WHAT THE EXERCISE ASKS.
Quote the listing below in full and exactly as written, but omit every picture.
- - -
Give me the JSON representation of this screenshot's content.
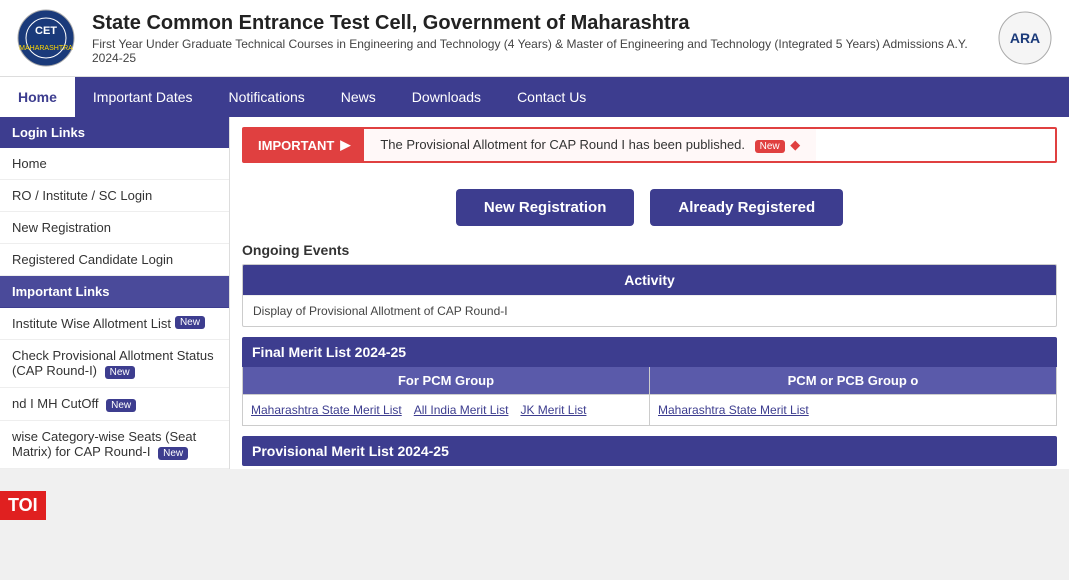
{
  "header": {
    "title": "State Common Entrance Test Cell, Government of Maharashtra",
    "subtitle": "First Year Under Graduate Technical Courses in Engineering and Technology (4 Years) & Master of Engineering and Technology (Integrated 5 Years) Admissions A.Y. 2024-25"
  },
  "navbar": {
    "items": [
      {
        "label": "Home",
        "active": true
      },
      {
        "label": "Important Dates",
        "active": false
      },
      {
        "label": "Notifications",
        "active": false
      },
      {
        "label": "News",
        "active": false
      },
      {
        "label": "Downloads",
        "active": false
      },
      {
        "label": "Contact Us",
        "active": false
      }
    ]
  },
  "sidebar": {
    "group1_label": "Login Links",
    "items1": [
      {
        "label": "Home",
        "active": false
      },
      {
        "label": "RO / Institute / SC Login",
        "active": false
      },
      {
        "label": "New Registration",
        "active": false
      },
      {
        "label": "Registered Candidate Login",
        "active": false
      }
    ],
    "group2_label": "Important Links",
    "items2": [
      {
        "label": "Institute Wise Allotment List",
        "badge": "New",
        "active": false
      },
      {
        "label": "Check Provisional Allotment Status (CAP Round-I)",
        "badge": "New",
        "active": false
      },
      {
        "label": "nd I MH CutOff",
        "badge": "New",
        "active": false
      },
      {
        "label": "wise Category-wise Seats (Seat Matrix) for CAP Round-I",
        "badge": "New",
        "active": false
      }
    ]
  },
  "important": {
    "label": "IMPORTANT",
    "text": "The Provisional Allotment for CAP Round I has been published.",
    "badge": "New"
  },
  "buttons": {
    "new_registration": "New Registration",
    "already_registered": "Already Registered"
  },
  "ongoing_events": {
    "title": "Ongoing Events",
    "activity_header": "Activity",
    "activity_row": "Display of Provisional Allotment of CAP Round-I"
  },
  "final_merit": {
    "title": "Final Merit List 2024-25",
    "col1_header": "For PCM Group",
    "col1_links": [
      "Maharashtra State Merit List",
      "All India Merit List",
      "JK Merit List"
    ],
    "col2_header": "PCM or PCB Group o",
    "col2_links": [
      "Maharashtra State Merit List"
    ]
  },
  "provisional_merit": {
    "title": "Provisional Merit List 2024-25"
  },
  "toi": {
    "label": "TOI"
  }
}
- - -
WRITTEN SOLUTION.
Give me the JSON representation of this screenshot's content.
{
  "header": {
    "title": "State Common Entrance Test Cell, Government of Maharashtra",
    "subtitle": "First Year Under Graduate Technical Courses in Engineering and Technology (4 Years) & Master of Engineering and Technology (Integrated 5 Years) Admissions A.Y. 2024-25"
  },
  "navbar": {
    "items": [
      {
        "label": "Home",
        "active": true
      },
      {
        "label": "Important Dates",
        "active": false
      },
      {
        "label": "Notifications",
        "active": false
      },
      {
        "label": "News",
        "active": false
      },
      {
        "label": "Downloads",
        "active": false
      },
      {
        "label": "Contact Us",
        "active": false
      }
    ]
  },
  "sidebar": {
    "group1_label": "Login Links",
    "items1": [
      {
        "label": "Home",
        "active": false
      },
      {
        "label": "RO / Institute / SC Login",
        "active": false
      },
      {
        "label": "New Registration",
        "active": false
      },
      {
        "label": "Registered Candidate Login",
        "active": false
      }
    ],
    "group2_label": "Important Links",
    "items2": [
      {
        "label": "Institute Wise Allotment List",
        "badge": "New",
        "active": false
      },
      {
        "label": "Check Provisional Allotment Status (CAP Round-I)",
        "badge": "New",
        "active": false
      },
      {
        "label": "nd I MH CutOff",
        "badge": "New",
        "active": false
      },
      {
        "label": "wise Category-wise Seats (Seat Matrix) for CAP Round-I",
        "badge": "New",
        "active": false
      }
    ]
  },
  "important": {
    "label": "IMPORTANT",
    "text": "The Provisional Allotment for CAP Round I has been published.",
    "badge": "New"
  },
  "buttons": {
    "new_registration": "New Registration",
    "already_registered": "Already Registered"
  },
  "ongoing_events": {
    "title": "Ongoing Events",
    "activity_header": "Activity",
    "activity_row": "Display of Provisional Allotment of CAP Round-I"
  },
  "final_merit": {
    "title": "Final Merit List 2024-25",
    "col1_header": "For PCM Group",
    "col1_links": [
      "Maharashtra State Merit List",
      "All India Merit List",
      "JK Merit List"
    ],
    "col2_header": "PCM or PCB Group o",
    "col2_links": [
      "Maharashtra State Merit List"
    ]
  },
  "provisional_merit": {
    "title": "Provisional Merit List 2024-25"
  },
  "toi": {
    "label": "TOI"
  }
}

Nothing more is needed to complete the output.